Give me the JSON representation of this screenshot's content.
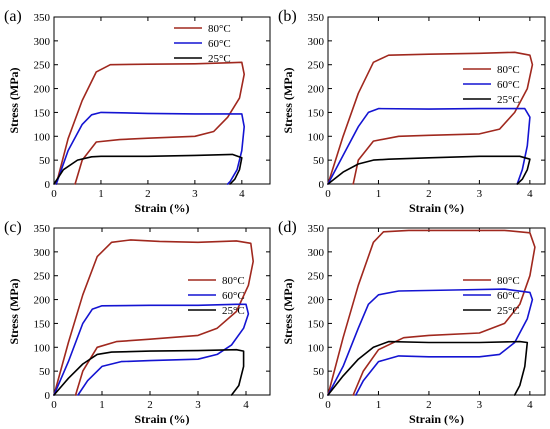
{
  "chart_data": [
    {
      "type": "line",
      "panel_label": "(a)",
      "xlabel": "Strain (%)",
      "ylabel": "Stress (MPa)",
      "xlim": [
        0,
        4.6
      ],
      "ylim": [
        0,
        350
      ],
      "xticks": [
        0,
        1,
        2,
        3,
        4
      ],
      "yticks": [
        0,
        50,
        100,
        150,
        200,
        250,
        300,
        350
      ],
      "legend_position": "top-right",
      "series": [
        {
          "name": "80°C",
          "color": "#a0281e",
          "x": [
            0.05,
            0.3,
            0.6,
            0.9,
            1.2,
            2,
            3,
            3.7,
            4,
            4.05,
            3.95,
            3.7,
            3.4,
            3.0,
            2,
            1.4,
            0.9,
            0.6,
            0.45
          ],
          "y": [
            0,
            95,
            175,
            235,
            250,
            251,
            252,
            254,
            255,
            230,
            180,
            140,
            110,
            100,
            96,
            93,
            88,
            50,
            0
          ]
        },
        {
          "name": "60°C",
          "color": "#1414d2",
          "x": [
            0.05,
            0.3,
            0.6,
            0.8,
            1.0,
            2,
            3,
            4,
            4.05,
            4.0,
            3.9,
            3.75,
            3.7
          ],
          "y": [
            0,
            70,
            125,
            145,
            150,
            148,
            147,
            147,
            120,
            70,
            30,
            5,
            0
          ]
        },
        {
          "name": "25°C",
          "color": "#000000",
          "x": [
            0.0,
            0.2,
            0.5,
            0.8,
            1.0,
            2,
            3,
            3.8,
            4.0,
            3.95,
            3.85,
            3.75
          ],
          "y": [
            0,
            30,
            50,
            57,
            58,
            58,
            60,
            62,
            55,
            30,
            10,
            0
          ]
        }
      ]
    },
    {
      "type": "line",
      "panel_label": "(b)",
      "xlabel": "Strain (%)",
      "ylabel": "Stress (MPa)",
      "xlim": [
        0,
        4.3
      ],
      "ylim": [
        0,
        350
      ],
      "xticks": [
        0,
        1,
        2,
        3,
        4
      ],
      "yticks": [
        0,
        50,
        100,
        150,
        200,
        250,
        300,
        350
      ],
      "legend_position": "right",
      "series": [
        {
          "name": "80°C",
          "color": "#a0281e",
          "x": [
            0.0,
            0.3,
            0.6,
            0.9,
            1.2,
            2,
            3,
            3.7,
            4.0,
            4.05,
            3.95,
            3.7,
            3.4,
            3.0,
            2,
            1.4,
            0.9,
            0.6,
            0.5
          ],
          "y": [
            0,
            100,
            190,
            255,
            270,
            272,
            274,
            276,
            270,
            250,
            200,
            150,
            115,
            105,
            102,
            100,
            90,
            50,
            0
          ]
        },
        {
          "name": "60°C",
          "color": "#1414d2",
          "x": [
            0.0,
            0.3,
            0.6,
            0.8,
            1.0,
            2,
            3,
            3.9,
            4.0,
            3.95,
            3.85,
            3.75
          ],
          "y": [
            0,
            60,
            120,
            150,
            158,
            157,
            158,
            158,
            140,
            80,
            30,
            0
          ]
        },
        {
          "name": "25°C",
          "color": "#000000",
          "x": [
            0.0,
            0.3,
            0.6,
            0.9,
            1.2,
            2,
            3,
            3.8,
            4.0,
            3.95,
            3.85,
            3.75
          ],
          "y": [
            0,
            25,
            42,
            50,
            52,
            55,
            58,
            58,
            52,
            30,
            10,
            0
          ]
        }
      ]
    },
    {
      "type": "line",
      "panel_label": "(c)",
      "xlabel": "Strain (%)",
      "ylabel": "Stress (MPa)",
      "xlim": [
        0,
        4.5
      ],
      "ylim": [
        0,
        350
      ],
      "xticks": [
        0,
        1,
        2,
        3,
        4
      ],
      "yticks": [
        0,
        50,
        100,
        150,
        200,
        250,
        300,
        350
      ],
      "legend_position": "right",
      "series": [
        {
          "name": "80°C",
          "color": "#a0281e",
          "x": [
            0.0,
            0.3,
            0.6,
            0.9,
            1.2,
            1.6,
            2.2,
            3,
            3.8,
            4.1,
            4.15,
            4.05,
            3.8,
            3.4,
            3.0,
            2,
            1.3,
            0.9,
            0.6,
            0.45
          ],
          "y": [
            0,
            110,
            210,
            290,
            320,
            325,
            322,
            320,
            323,
            318,
            280,
            230,
            175,
            140,
            125,
            117,
            112,
            100,
            50,
            0
          ]
        },
        {
          "name": "60°C",
          "color": "#1414d2",
          "x": [
            0.0,
            0.3,
            0.6,
            0.8,
            1.0,
            2,
            3,
            3.8,
            4.0,
            4.05,
            3.95,
            3.7,
            3.4,
            3.0,
            2,
            1.4,
            1.0,
            0.7,
            0.5
          ],
          "y": [
            0,
            70,
            150,
            180,
            187,
            188,
            188,
            190,
            190,
            170,
            140,
            105,
            85,
            75,
            72,
            70,
            60,
            30,
            0
          ]
        },
        {
          "name": "25°C",
          "color": "#000000",
          "x": [
            0.0,
            0.3,
            0.6,
            0.9,
            1.2,
            2,
            3,
            3.8,
            3.95,
            3.95,
            3.85,
            3.7
          ],
          "y": [
            0,
            35,
            65,
            85,
            90,
            92,
            93,
            95,
            92,
            60,
            20,
            0
          ]
        }
      ]
    },
    {
      "type": "line",
      "panel_label": "(d)",
      "xlabel": "Strain (%)",
      "ylabel": "Stress (MPa)",
      "xlim": [
        0,
        4.3
      ],
      "ylim": [
        0,
        350
      ],
      "xticks": [
        0,
        1,
        2,
        3,
        4
      ],
      "yticks": [
        0,
        50,
        100,
        150,
        200,
        250,
        300,
        350
      ],
      "legend_position": "right",
      "series": [
        {
          "name": "80°C",
          "color": "#a0281e",
          "x": [
            0.0,
            0.3,
            0.6,
            0.9,
            1.1,
            1.6,
            2.5,
            3.5,
            4.0,
            4.1,
            4.0,
            3.8,
            3.5,
            3.0,
            2.0,
            1.5,
            1.0,
            0.7,
            0.5
          ],
          "y": [
            0,
            120,
            230,
            320,
            342,
            345,
            345,
            345,
            340,
            310,
            250,
            190,
            150,
            130,
            125,
            120,
            95,
            50,
            0
          ]
        },
        {
          "name": "60°C",
          "color": "#1414d2",
          "x": [
            0.0,
            0.3,
            0.6,
            0.8,
            1.0,
            1.4,
            2.5,
            3.5,
            4.0,
            4.05,
            3.95,
            3.7,
            3.4,
            3.0,
            2.0,
            1.4,
            1.0,
            0.7,
            0.55
          ],
          "y": [
            0,
            60,
            140,
            190,
            210,
            218,
            220,
            222,
            215,
            200,
            160,
            110,
            85,
            80,
            80,
            82,
            70,
            30,
            0
          ]
        },
        {
          "name": "25°C",
          "color": "#000000",
          "x": [
            0.0,
            0.3,
            0.6,
            0.9,
            1.2,
            2,
            3,
            3.8,
            3.95,
            3.9,
            3.8,
            3.7
          ],
          "y": [
            0,
            40,
            75,
            100,
            112,
            110,
            110,
            112,
            110,
            60,
            20,
            0
          ]
        }
      ]
    }
  ]
}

• INSTRUCTIONS FOR THE TASK: Every record must be copied exactly, with the pictures left out.

• ANSWER:
Give me the JSON representation of this screenshot's content.
{
  "chart_data": [
    {
      "type": "line",
      "panel_label": "(a)",
      "xlabel": "Strain (%)",
      "ylabel": "Stress (MPa)",
      "xlim": [
        0,
        4.6
      ],
      "ylim": [
        0,
        350
      ],
      "xticks": [
        0,
        1,
        2,
        3,
        4
      ],
      "yticks": [
        0,
        50,
        100,
        150,
        200,
        250,
        300,
        350
      ],
      "legend_position": "top-right",
      "series": [
        {
          "name": "80°C",
          "color": "#a0281e",
          "x": [
            0.05,
            0.3,
            0.6,
            0.9,
            1.2,
            2,
            3,
            3.7,
            4,
            4.05,
            3.95,
            3.7,
            3.4,
            3.0,
            2,
            1.4,
            0.9,
            0.6,
            0.45
          ],
          "y": [
            0,
            95,
            175,
            235,
            250,
            251,
            252,
            254,
            255,
            230,
            180,
            140,
            110,
            100,
            96,
            93,
            88,
            50,
            0
          ]
        },
        {
          "name": "60°C",
          "color": "#1414d2",
          "x": [
            0.05,
            0.3,
            0.6,
            0.8,
            1.0,
            2,
            3,
            4,
            4.05,
            4.0,
            3.9,
            3.75,
            3.7
          ],
          "y": [
            0,
            70,
            125,
            145,
            150,
            148,
            147,
            147,
            120,
            70,
            30,
            5,
            0
          ]
        },
        {
          "name": "25°C",
          "color": "#000000",
          "x": [
            0.0,
            0.2,
            0.5,
            0.8,
            1.0,
            2,
            3,
            3.8,
            4.0,
            3.95,
            3.85,
            3.75
          ],
          "y": [
            0,
            30,
            50,
            57,
            58,
            58,
            60,
            62,
            55,
            30,
            10,
            0
          ]
        }
      ]
    },
    {
      "type": "line",
      "panel_label": "(b)",
      "xlabel": "Strain (%)",
      "ylabel": "Stress (MPa)",
      "xlim": [
        0,
        4.3
      ],
      "ylim": [
        0,
        350
      ],
      "xticks": [
        0,
        1,
        2,
        3,
        4
      ],
      "yticks": [
        0,
        50,
        100,
        150,
        200,
        250,
        300,
        350
      ],
      "legend_position": "right",
      "series": [
        {
          "name": "80°C",
          "color": "#a0281e",
          "x": [
            0.0,
            0.3,
            0.6,
            0.9,
            1.2,
            2,
            3,
            3.7,
            4.0,
            4.05,
            3.95,
            3.7,
            3.4,
            3.0,
            2,
            1.4,
            0.9,
            0.6,
            0.5
          ],
          "y": [
            0,
            100,
            190,
            255,
            270,
            272,
            274,
            276,
            270,
            250,
            200,
            150,
            115,
            105,
            102,
            100,
            90,
            50,
            0
          ]
        },
        {
          "name": "60°C",
          "color": "#1414d2",
          "x": [
            0.0,
            0.3,
            0.6,
            0.8,
            1.0,
            2,
            3,
            3.9,
            4.0,
            3.95,
            3.85,
            3.75
          ],
          "y": [
            0,
            60,
            120,
            150,
            158,
            157,
            158,
            158,
            140,
            80,
            30,
            0
          ]
        },
        {
          "name": "25°C",
          "color": "#000000",
          "x": [
            0.0,
            0.3,
            0.6,
            0.9,
            1.2,
            2,
            3,
            3.8,
            4.0,
            3.95,
            3.85,
            3.75
          ],
          "y": [
            0,
            25,
            42,
            50,
            52,
            55,
            58,
            58,
            52,
            30,
            10,
            0
          ]
        }
      ]
    },
    {
      "type": "line",
      "panel_label": "(c)",
      "xlabel": "Strain (%)",
      "ylabel": "Stress (MPa)",
      "xlim": [
        0,
        4.5
      ],
      "ylim": [
        0,
        350
      ],
      "xticks": [
        0,
        1,
        2,
        3,
        4
      ],
      "yticks": [
        0,
        50,
        100,
        150,
        200,
        250,
        300,
        350
      ],
      "legend_position": "right",
      "series": [
        {
          "name": "80°C",
          "color": "#a0281e",
          "x": [
            0.0,
            0.3,
            0.6,
            0.9,
            1.2,
            1.6,
            2.2,
            3,
            3.8,
            4.1,
            4.15,
            4.05,
            3.8,
            3.4,
            3.0,
            2,
            1.3,
            0.9,
            0.6,
            0.45
          ],
          "y": [
            0,
            110,
            210,
            290,
            320,
            325,
            322,
            320,
            323,
            318,
            280,
            230,
            175,
            140,
            125,
            117,
            112,
            100,
            50,
            0
          ]
        },
        {
          "name": "60°C",
          "color": "#1414d2",
          "x": [
            0.0,
            0.3,
            0.6,
            0.8,
            1.0,
            2,
            3,
            3.8,
            4.0,
            4.05,
            3.95,
            3.7,
            3.4,
            3.0,
            2,
            1.4,
            1.0,
            0.7,
            0.5
          ],
          "y": [
            0,
            70,
            150,
            180,
            187,
            188,
            188,
            190,
            190,
            170,
            140,
            105,
            85,
            75,
            72,
            70,
            60,
            30,
            0
          ]
        },
        {
          "name": "25°C",
          "color": "#000000",
          "x": [
            0.0,
            0.3,
            0.6,
            0.9,
            1.2,
            2,
            3,
            3.8,
            3.95,
            3.95,
            3.85,
            3.7
          ],
          "y": [
            0,
            35,
            65,
            85,
            90,
            92,
            93,
            95,
            92,
            60,
            20,
            0
          ]
        }
      ]
    },
    {
      "type": "line",
      "panel_label": "(d)",
      "xlabel": "Strain (%)",
      "ylabel": "Stress (MPa)",
      "xlim": [
        0,
        4.3
      ],
      "ylim": [
        0,
        350
      ],
      "xticks": [
        0,
        1,
        2,
        3,
        4
      ],
      "yticks": [
        0,
        50,
        100,
        150,
        200,
        250,
        300,
        350
      ],
      "legend_position": "right",
      "series": [
        {
          "name": "80°C",
          "color": "#a0281e",
          "x": [
            0.0,
            0.3,
            0.6,
            0.9,
            1.1,
            1.6,
            2.5,
            3.5,
            4.0,
            4.1,
            4.0,
            3.8,
            3.5,
            3.0,
            2.0,
            1.5,
            1.0,
            0.7,
            0.5
          ],
          "y": [
            0,
            120,
            230,
            320,
            342,
            345,
            345,
            345,
            340,
            310,
            250,
            190,
            150,
            130,
            125,
            120,
            95,
            50,
            0
          ]
        },
        {
          "name": "60°C",
          "color": "#1414d2",
          "x": [
            0.0,
            0.3,
            0.6,
            0.8,
            1.0,
            1.4,
            2.5,
            3.5,
            4.0,
            4.05,
            3.95,
            3.7,
            3.4,
            3.0,
            2.0,
            1.4,
            1.0,
            0.7,
            0.55
          ],
          "y": [
            0,
            60,
            140,
            190,
            210,
            218,
            220,
            222,
            215,
            200,
            160,
            110,
            85,
            80,
            80,
            82,
            70,
            30,
            0
          ]
        },
        {
          "name": "25°C",
          "color": "#000000",
          "x": [
            0.0,
            0.3,
            0.6,
            0.9,
            1.2,
            2,
            3,
            3.8,
            3.95,
            3.9,
            3.8,
            3.7
          ],
          "y": [
            0,
            40,
            75,
            100,
            112,
            110,
            110,
            112,
            110,
            60,
            20,
            0
          ]
        }
      ]
    }
  ]
}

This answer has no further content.